> Entries from a visual dataset
:::

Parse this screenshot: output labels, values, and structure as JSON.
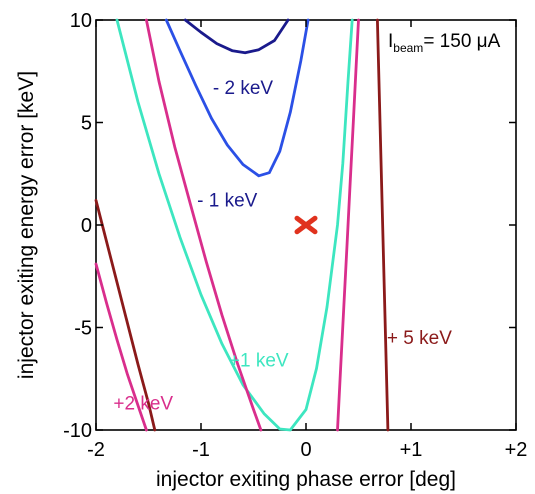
{
  "chart_data": {
    "type": "line",
    "title": "",
    "xlabel": "injector exiting phase error [deg]",
    "ylabel": "injector exiting energy error  [keV]",
    "xlim": [
      -2,
      2
    ],
    "ylim": [
      -10,
      10
    ],
    "xticks": [
      "-2",
      "-1",
      "0",
      "+1",
      "+2"
    ],
    "yticks": [
      "-10",
      "-5",
      "0",
      "5",
      "10"
    ],
    "annotation": {
      "I": "I",
      "sub": "beam",
      "text": "= 150 μA"
    },
    "marker": {
      "label": "×",
      "x": 0,
      "y": 0,
      "color": "#e0321e"
    },
    "series": [
      {
        "name": "- 2 keV",
        "color": "#1a1a8c",
        "points": [
          [
            -1.15,
            10
          ],
          [
            -1.0,
            9.4
          ],
          [
            -0.85,
            8.85
          ],
          [
            -0.7,
            8.5
          ],
          [
            -0.58,
            8.4
          ],
          [
            -0.45,
            8.55
          ],
          [
            -0.3,
            9.0
          ],
          [
            -0.17,
            10
          ]
        ]
      },
      {
        "name": "- 1 keV",
        "color": "#2b50e6",
        "points": [
          [
            -1.33,
            10
          ],
          [
            -1.2,
            8.5
          ],
          [
            -1.05,
            6.8
          ],
          [
            -0.9,
            5.2
          ],
          [
            -0.75,
            3.9
          ],
          [
            -0.6,
            2.95
          ],
          [
            -0.45,
            2.4
          ],
          [
            -0.35,
            2.55
          ],
          [
            -0.25,
            3.6
          ],
          [
            -0.15,
            5.5
          ],
          [
            -0.05,
            8.0
          ],
          [
            0.02,
            10
          ]
        ]
      },
      {
        "name": "+1 keV",
        "color": "#3de6c0",
        "points": [
          [
            -1.8,
            10
          ],
          [
            -1.6,
            6.0
          ],
          [
            -1.4,
            2.5
          ],
          [
            -1.2,
            -0.6
          ],
          [
            -1.0,
            -3.4
          ],
          [
            -0.8,
            -5.8
          ],
          [
            -0.6,
            -7.8
          ],
          [
            -0.4,
            -9.2
          ],
          [
            -0.25,
            -9.95
          ],
          [
            -0.15,
            -10
          ],
          [
            0.0,
            -9.0
          ],
          [
            0.1,
            -7.0
          ],
          [
            0.2,
            -4.0
          ],
          [
            0.3,
            0.0
          ],
          [
            0.35,
            3.0
          ],
          [
            0.4,
            7.0
          ],
          [
            0.44,
            10
          ]
        ]
      },
      {
        "name": "+2 keV",
        "color": "#d92e8c",
        "points": [
          [
            -2.0,
            -1.9
          ],
          [
            -1.9,
            -3.8
          ],
          [
            -1.8,
            -5.6
          ],
          [
            -1.7,
            -7.3
          ],
          [
            -1.6,
            -8.8
          ],
          [
            -1.52,
            -10
          ]
        ]
      },
      {
        "name": "+2 keV",
        "color": "#d92e8c",
        "points": [
          [
            -1.52,
            10
          ],
          [
            -1.4,
            7.0
          ],
          [
            -1.25,
            3.8
          ],
          [
            -1.1,
            1.0
          ],
          [
            -0.95,
            -1.8
          ],
          [
            -0.8,
            -4.4
          ],
          [
            -0.65,
            -6.8
          ],
          [
            -0.5,
            -9.0
          ],
          [
            -0.43,
            -10
          ]
        ]
      },
      {
        "name": "+2 keV",
        "color": "#d92e8c",
        "points": [
          [
            0.3,
            -10
          ],
          [
            0.33,
            -7.0
          ],
          [
            0.36,
            -4.0
          ],
          [
            0.39,
            -1.0
          ],
          [
            0.42,
            2.0
          ],
          [
            0.45,
            5.0
          ],
          [
            0.48,
            8.0
          ],
          [
            0.5,
            10
          ]
        ]
      },
      {
        "name": "+ 5 keV",
        "color": "#8b1a1a",
        "points": [
          [
            -2.0,
            1.2
          ],
          [
            -1.9,
            -0.8
          ],
          [
            -1.8,
            -2.8
          ],
          [
            -1.7,
            -4.8
          ],
          [
            -1.6,
            -6.8
          ],
          [
            -1.5,
            -8.7
          ],
          [
            -1.44,
            -10
          ]
        ]
      },
      {
        "name": "+ 5 keV",
        "color": "#8b1a1a",
        "points": [
          [
            0.68,
            10
          ],
          [
            0.7,
            6.0
          ],
          [
            0.72,
            2.0
          ],
          [
            0.74,
            -2.0
          ],
          [
            0.76,
            -6.0
          ],
          [
            0.78,
            -10
          ]
        ]
      }
    ],
    "labels": [
      {
        "text": "- 2 keV",
        "x": -0.6,
        "y": 6.4,
        "color": "#1a1a8c"
      },
      {
        "text": "- 1 keV",
        "x": -0.75,
        "y": 0.9,
        "color": "#1a1a8c"
      },
      {
        "text": "+1 keV",
        "x": -0.45,
        "y": -6.9,
        "color": "#3de6c0"
      },
      {
        "text": "+2 keV",
        "x": -1.55,
        "y": -9.0,
        "color": "#d92e8c"
      },
      {
        "text": "+ 5 keV",
        "x": 1.08,
        "y": -5.8,
        "color": "#8b1a1a"
      }
    ]
  }
}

:::

> Exercise aim
Pick out each line above that includes "exiting" and show it.

> Result of this task
    "xlabel": "injector exiting phase error [deg]",
    "ylabel": "injector exiting energy error  [keV]",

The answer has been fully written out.